▸ Brief:
Find how many lines below hold "extract", and give that number as the entire answer.

▸ Stored data:

== Segment start ==

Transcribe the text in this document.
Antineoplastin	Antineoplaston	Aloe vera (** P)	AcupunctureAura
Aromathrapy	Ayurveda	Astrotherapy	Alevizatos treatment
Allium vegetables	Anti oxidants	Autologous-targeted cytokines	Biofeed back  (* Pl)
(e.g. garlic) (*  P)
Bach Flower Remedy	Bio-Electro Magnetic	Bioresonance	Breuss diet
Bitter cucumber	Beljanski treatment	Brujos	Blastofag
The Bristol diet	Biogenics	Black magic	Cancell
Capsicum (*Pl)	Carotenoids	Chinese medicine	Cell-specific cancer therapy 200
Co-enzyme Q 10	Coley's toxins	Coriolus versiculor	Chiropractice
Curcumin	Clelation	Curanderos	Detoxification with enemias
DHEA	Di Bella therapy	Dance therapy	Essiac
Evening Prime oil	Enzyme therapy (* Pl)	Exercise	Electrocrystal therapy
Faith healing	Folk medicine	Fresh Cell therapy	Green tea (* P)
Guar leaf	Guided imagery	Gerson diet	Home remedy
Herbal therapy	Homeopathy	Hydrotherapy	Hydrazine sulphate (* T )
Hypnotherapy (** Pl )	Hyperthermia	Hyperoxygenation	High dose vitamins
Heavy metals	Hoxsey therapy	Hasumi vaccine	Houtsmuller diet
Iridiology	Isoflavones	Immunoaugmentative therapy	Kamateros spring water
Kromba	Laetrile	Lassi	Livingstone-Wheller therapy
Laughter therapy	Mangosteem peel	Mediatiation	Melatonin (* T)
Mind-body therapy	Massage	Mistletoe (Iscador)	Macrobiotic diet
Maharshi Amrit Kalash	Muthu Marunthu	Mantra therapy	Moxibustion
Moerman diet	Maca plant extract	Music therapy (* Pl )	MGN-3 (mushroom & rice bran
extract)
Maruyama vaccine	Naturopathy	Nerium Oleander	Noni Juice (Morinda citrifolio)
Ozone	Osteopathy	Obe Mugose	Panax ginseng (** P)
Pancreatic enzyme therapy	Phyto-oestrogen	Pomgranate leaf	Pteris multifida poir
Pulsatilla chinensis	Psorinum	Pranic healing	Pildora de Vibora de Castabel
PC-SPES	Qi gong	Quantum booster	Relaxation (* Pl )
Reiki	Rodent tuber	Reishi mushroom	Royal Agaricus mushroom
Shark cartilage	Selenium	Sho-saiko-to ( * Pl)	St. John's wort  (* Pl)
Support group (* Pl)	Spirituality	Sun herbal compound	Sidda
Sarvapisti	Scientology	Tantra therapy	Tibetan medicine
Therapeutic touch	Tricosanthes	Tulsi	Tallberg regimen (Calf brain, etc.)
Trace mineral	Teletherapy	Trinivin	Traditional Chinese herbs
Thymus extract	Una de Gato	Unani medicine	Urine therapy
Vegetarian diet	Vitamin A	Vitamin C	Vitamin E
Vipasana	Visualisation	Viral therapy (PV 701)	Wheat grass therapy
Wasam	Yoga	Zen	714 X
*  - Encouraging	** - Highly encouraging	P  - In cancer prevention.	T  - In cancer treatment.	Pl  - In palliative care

== Segment end ==

▸ Result:
3